▶ Your objective
Would you pull out every line of the material that contains the string "noise"?

▶ Material supplied
<<<<

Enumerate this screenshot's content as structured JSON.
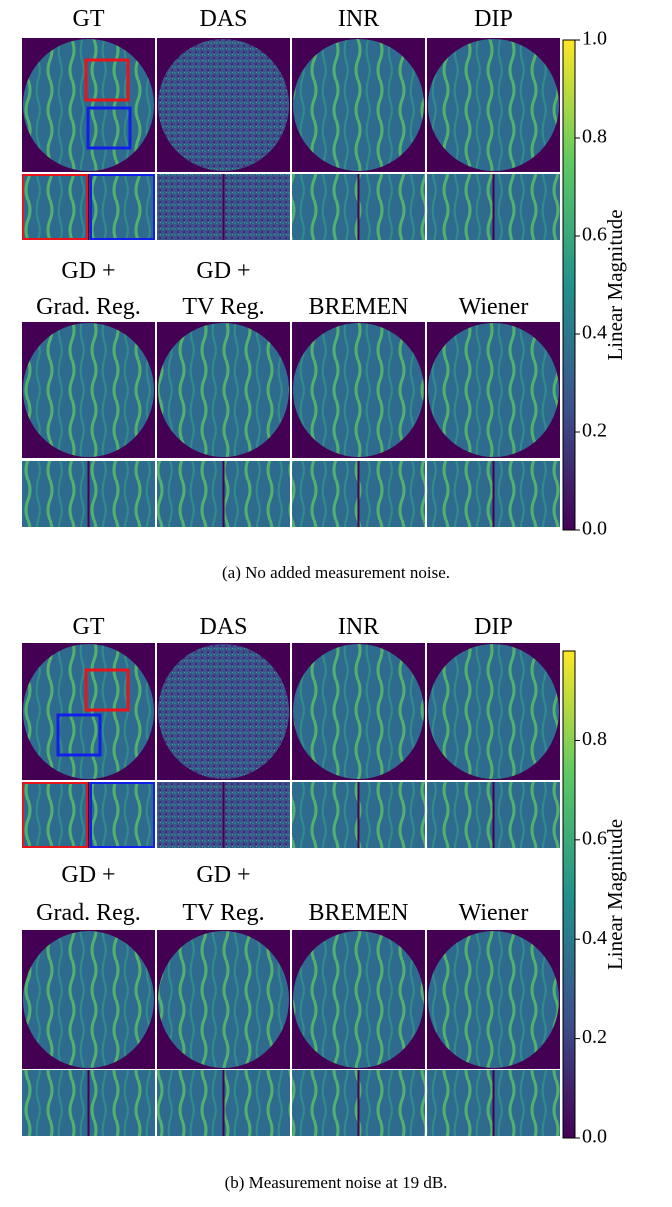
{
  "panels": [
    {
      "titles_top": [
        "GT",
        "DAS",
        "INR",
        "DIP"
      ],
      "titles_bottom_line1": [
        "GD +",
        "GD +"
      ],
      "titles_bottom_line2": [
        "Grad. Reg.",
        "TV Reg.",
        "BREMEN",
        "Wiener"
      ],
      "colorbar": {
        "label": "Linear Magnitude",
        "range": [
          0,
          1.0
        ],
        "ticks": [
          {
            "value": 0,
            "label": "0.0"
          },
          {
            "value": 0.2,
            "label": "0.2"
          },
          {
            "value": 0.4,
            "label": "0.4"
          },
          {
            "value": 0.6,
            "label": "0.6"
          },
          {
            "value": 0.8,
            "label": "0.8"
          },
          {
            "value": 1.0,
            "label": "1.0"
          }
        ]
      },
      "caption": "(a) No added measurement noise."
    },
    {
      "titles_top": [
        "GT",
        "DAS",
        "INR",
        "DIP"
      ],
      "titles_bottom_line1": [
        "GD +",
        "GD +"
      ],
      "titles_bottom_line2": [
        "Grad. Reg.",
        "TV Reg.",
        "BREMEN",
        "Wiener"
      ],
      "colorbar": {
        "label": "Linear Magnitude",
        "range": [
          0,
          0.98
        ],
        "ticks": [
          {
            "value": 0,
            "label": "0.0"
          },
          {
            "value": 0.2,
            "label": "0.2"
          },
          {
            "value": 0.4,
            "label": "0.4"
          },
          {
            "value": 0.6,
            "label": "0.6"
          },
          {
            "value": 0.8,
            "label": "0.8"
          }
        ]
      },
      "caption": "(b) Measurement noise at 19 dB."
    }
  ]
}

>>>>

▶ Finished exercise
      "caption": "(a) No added measurement noise."
      "caption": "(b) Measurement noise at 19 dB."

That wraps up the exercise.